All of the material should be reproduced exactly, with pictures left out.

─── DATASET EXTRACT

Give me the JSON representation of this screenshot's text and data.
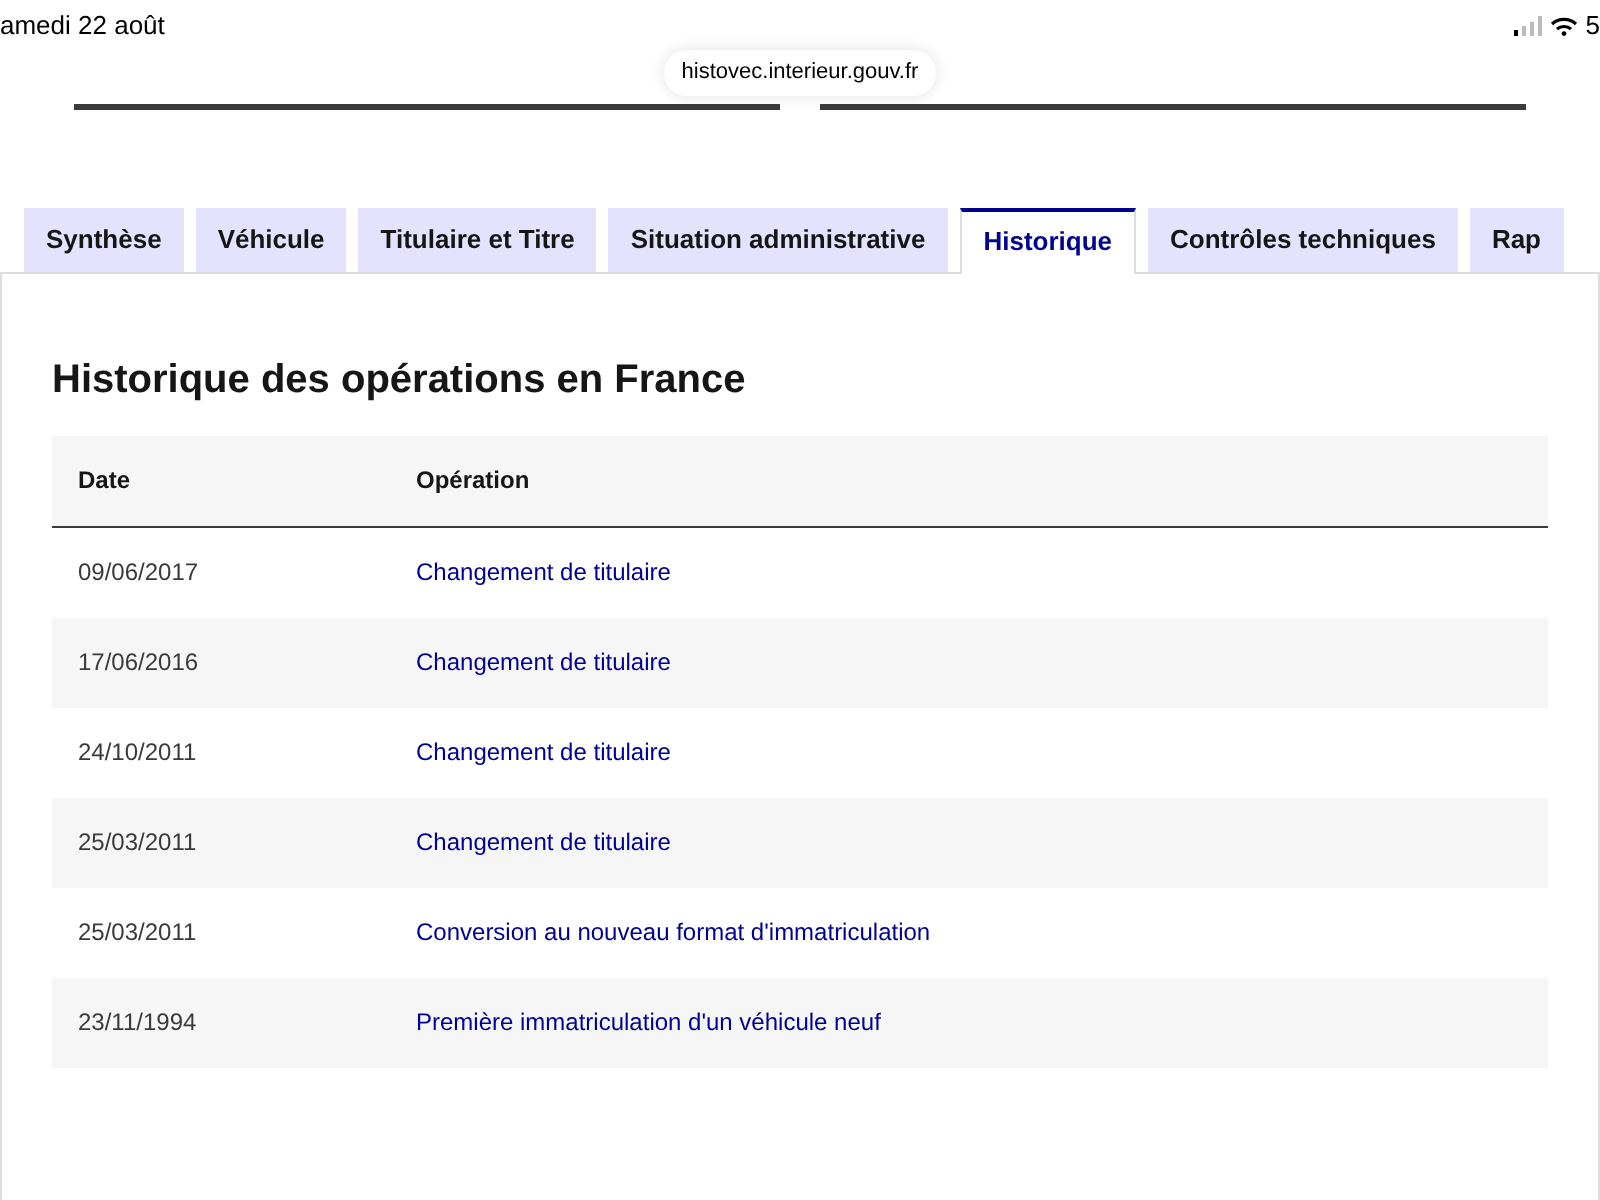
{
  "status_bar": {
    "date": "amedi 22 août",
    "battery": "5"
  },
  "url_bar": {
    "address": "histovec.interieur.gouv.fr"
  },
  "tabs": [
    {
      "label": "Synthèse",
      "selected": false
    },
    {
      "label": "Véhicule",
      "selected": false
    },
    {
      "label": "Titulaire et Titre",
      "selected": false
    },
    {
      "label": "Situation administrative",
      "selected": false
    },
    {
      "label": "Historique",
      "selected": true
    },
    {
      "label": "Contrôles techniques",
      "selected": false
    },
    {
      "label": "Rap",
      "selected": false
    }
  ],
  "section": {
    "title": "Historique des opérations en France"
  },
  "table": {
    "columns": [
      "Date",
      "Opération"
    ],
    "rows": [
      {
        "date": "09/06/2017",
        "operation": "Changement de titulaire"
      },
      {
        "date": "17/06/2016",
        "operation": "Changement de titulaire"
      },
      {
        "date": "24/10/2011",
        "operation": "Changement de titulaire"
      },
      {
        "date": "25/03/2011",
        "operation": "Changement de titulaire"
      },
      {
        "date": "25/03/2011",
        "operation": "Conversion au nouveau format d'immatriculation"
      },
      {
        "date": "23/11/1994",
        "operation": "Première immatriculation d'un véhicule neuf"
      }
    ]
  }
}
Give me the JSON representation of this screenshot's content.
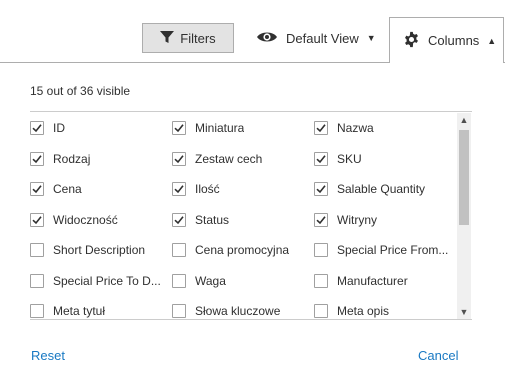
{
  "toolbar": {
    "filters_label": "Filters",
    "view_label": "Default View",
    "columns_label": "Columns"
  },
  "panel": {
    "visible_count": "15 out of 36 visible",
    "reset_label": "Reset",
    "cancel_label": "Cancel",
    "columns": [
      {
        "label": "ID",
        "checked": true
      },
      {
        "label": "Miniatura",
        "checked": true
      },
      {
        "label": "Nazwa",
        "checked": true
      },
      {
        "label": "Rodzaj",
        "checked": true
      },
      {
        "label": "Zestaw cech",
        "checked": true
      },
      {
        "label": "SKU",
        "checked": true
      },
      {
        "label": "Cena",
        "checked": true
      },
      {
        "label": "Ilość",
        "checked": true
      },
      {
        "label": "Salable Quantity",
        "checked": true
      },
      {
        "label": "Widoczność",
        "checked": true
      },
      {
        "label": "Status",
        "checked": true
      },
      {
        "label": "Witryny",
        "checked": true
      },
      {
        "label": "Short Description",
        "checked": false
      },
      {
        "label": "Cena promocyjna",
        "checked": false
      },
      {
        "label": "Special Price From...",
        "checked": false
      },
      {
        "label": "Special Price To D...",
        "checked": false
      },
      {
        "label": "Waga",
        "checked": false
      },
      {
        "label": "Manufacturer",
        "checked": false
      },
      {
        "label": "Meta tytuł",
        "checked": false
      },
      {
        "label": "Słowa kluczowe",
        "checked": false
      },
      {
        "label": "Meta opis",
        "checked": false
      }
    ]
  },
  "icons": {
    "filter": "funnel-icon",
    "view": "eye-icon",
    "columns": "gear-icon",
    "check": "checkmark-icon"
  },
  "colors": {
    "link": "#1979c3",
    "text": "#303030",
    "border": "#adadad",
    "button_bg": "#e3e3e3"
  }
}
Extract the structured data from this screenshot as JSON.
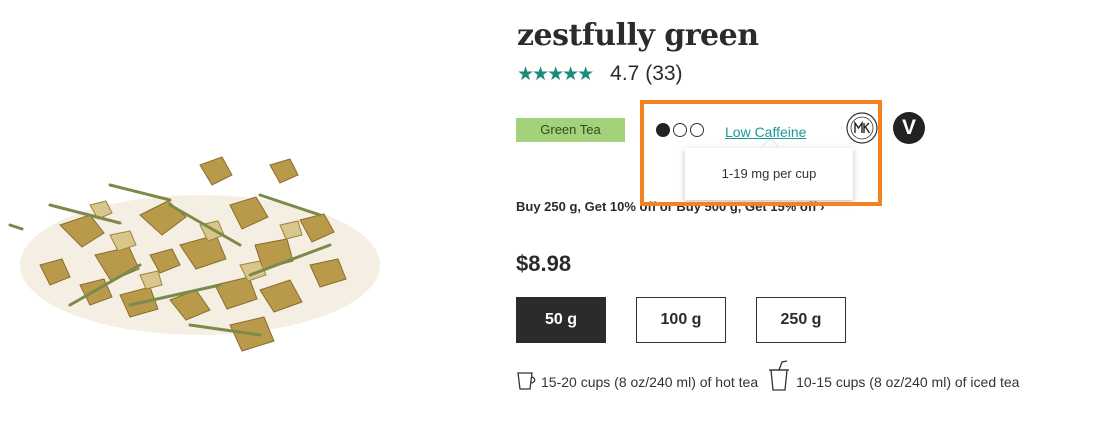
{
  "product": {
    "title": "zestfully green",
    "rating_stars": "★★★★★",
    "rating_text": "4.7 (33)",
    "rating_value": 4.7,
    "review_count": 33
  },
  "tags": {
    "tea_type": "Green Tea",
    "caffeine_link": "Low Caffeine",
    "caffeine_level": 1,
    "caffeine_max": 3,
    "caffeine_tooltip": "1-19 mg per cup",
    "vegan_letter": "V"
  },
  "promo": {
    "text": "Buy 250 g, Get 10% off or Buy 500 g, Get 15% off ›"
  },
  "price": "$8.98",
  "sizes": [
    {
      "label": "50 g",
      "selected": true
    },
    {
      "label": "100 g",
      "selected": false
    },
    {
      "label": "250 g",
      "selected": false
    }
  ],
  "servings": {
    "hot": "15-20 cups (8 oz/240 ml) of hot tea",
    "iced": "10-15 cups (8 oz/240 ml) of iced tea"
  },
  "colors": {
    "accent": "#1a8a7a",
    "tea_badge": "#a4d27a",
    "highlight": "#f58220"
  },
  "icons": [
    "tea-leaves-image",
    "hot-cup-icon",
    "iced-cup-icon",
    "mk-logo-icon",
    "vegan-badge-icon"
  ]
}
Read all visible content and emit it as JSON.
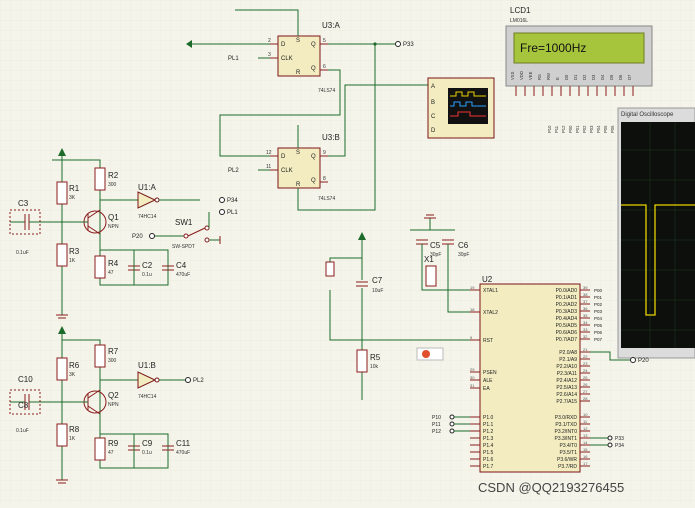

──────

* _FINAL RESULT_:
Give me the JSON representation of this screenshot's text and data.
{
  "status_bar": {
    "date": "amedi 22 août",
    "battery": "5"
  },
  "url_bar": {
    "address": "histovec.interieur.gouv.fr"
  },
  "tabs": [
    {
      "label": "Synthèse",
      "selected": false
    },
    {
      "label": "Véhicule",
      "selected": false
    },
    {
      "label": "Titulaire et Titre",
      "selected": false
    },
    {
      "label": "Situation administrative",
      "selected": false
    },
    {
      "label": "Historique",
      "selected": true
    },
    {
      "label": "Contrôles techniques",
      "selected": false
    },
    {
      "label": "Rap",
      "selected": false
    }
  ],
  "section": {
    "title": "Historique des opérations en France"
  },
  "table": {
    "columns": [
      "Date",
      "Opération"
    ],
    "rows": [
      {
        "date": "09/06/2017",
        "operation": "Changement de titulaire"
      },
      {
        "date": "17/06/2016",
        "operation": "Changement de titulaire"
      },
      {
        "date": "24/10/2011",
        "operation": "Changement de titulaire"
      },
      {
        "date": "25/03/2011",
        "operation": "Changement de titulaire"
      },
      {
        "date": "25/03/2011",
        "operation": "Conversion au nouveau format d'immatriculation"
      },
      {
        "date": "23/11/1994",
        "operation": "Première immatriculation d'un véhicule neuf"
      }
    ]
  }
}
Give me the JSON representation of this screenshot's content.
{
  "toolbar": {
    "filters_label": "Filters",
    "view_label": "Default View",
    "columns_label": "Columns"
  },
  "panel": {
    "visible_count": "15 out of 36 visible",
    "reset_label": "Reset",
    "cancel_label": "Cancel",
    "columns": [
      {
        "label": "ID",
        "checked": true
      },
      {
        "label": "Miniatura",
        "checked": true
      },
      {
        "label": "Nazwa",
        "checked": true
      },
      {
        "label": "Rodzaj",
        "checked": true
      },
      {
        "label": "Zestaw cech",
        "checked": true
      },
      {
        "label": "SKU",
        "checked": true
      },
      {
        "label": "Cena",
        "checked": true
      },
      {
        "label": "Ilość",
        "checked": true
      },
      {
        "label": "Salable Quantity",
        "checked": true
      },
      {
        "label": "Widoczność",
        "checked": true
      },
      {
        "label": "Status",
        "checked": true
      },
      {
        "label": "Witryny",
        "checked": true
      },
      {
        "label": "Short Description",
        "checked": false
      },
      {
        "label": "Cena promocyjna",
        "checked": false
      },
      {
        "label": "Special Price From...",
        "checked": false
      },
      {
        "label": "Special Price To D...",
        "checked": false
      },
      {
        "label": "Waga",
        "checked": false
      },
      {
        "label": "Manufacturer",
        "checked": false
      },
      {
        "label": "Meta tytuł",
        "checked": false
      },
      {
        "label": "Słowa kluczowe",
        "checked": false
      },
      {
        "label": "Meta opis",
        "checked": false
      }
    ]
  },
  "icons": {
    "filter": "funnel-icon",
    "view": "eye-icon",
    "columns": "gear-icon",
    "check": "checkmark-icon"
  },
  "colors": {
    "link": "#1979c3",
    "text": "#303030",
    "border": "#adadad",
    "button_bg": "#e3e3e3"
  }
}
Extract the structured data from this screenshot as JSON.
{
  "product": {
    "title": "zestfully green",
    "rating_stars": "★★★★★",
    "rating_text": "4.7 (33)",
    "rating_value": 4.7,
    "review_count": 33
  },
  "tags": {
    "tea_type": "Green Tea",
    "caffeine_link": "Low Caffeine",
    "caffeine_level": 1,
    "caffeine_max": 3,
    "caffeine_tooltip": "1-19 mg per cup",
    "vegan_letter": "V"
  },
  "promo": {
    "text": "Buy 250 g, Get 10% off or Buy 500 g, Get 15% off ›"
  },
  "price": "$8.98",
  "sizes": [
    {
      "label": "50 g",
      "selected": true
    },
    {
      "label": "100 g",
      "selected": false
    },
    {
      "label": "250 g",
      "selected": false
    }
  ],
  "servings": {
    "hot": "15-20 cups (8 oz/240 ml) of hot tea",
    "iced": "10-15 cups (8 oz/240 ml) of iced tea"
  },
  "colors": {
    "accent": "#1a8a7a",
    "tea_badge": "#a4d27a",
    "highlight": "#f58220"
  },
  "icons": [
    "tea-leaves-image",
    "hot-cup-icon",
    "iced-cup-icon",
    "mk-logo-icon",
    "vegan-badge-icon"
  ]
}
Read all visible content and emit it as JSON.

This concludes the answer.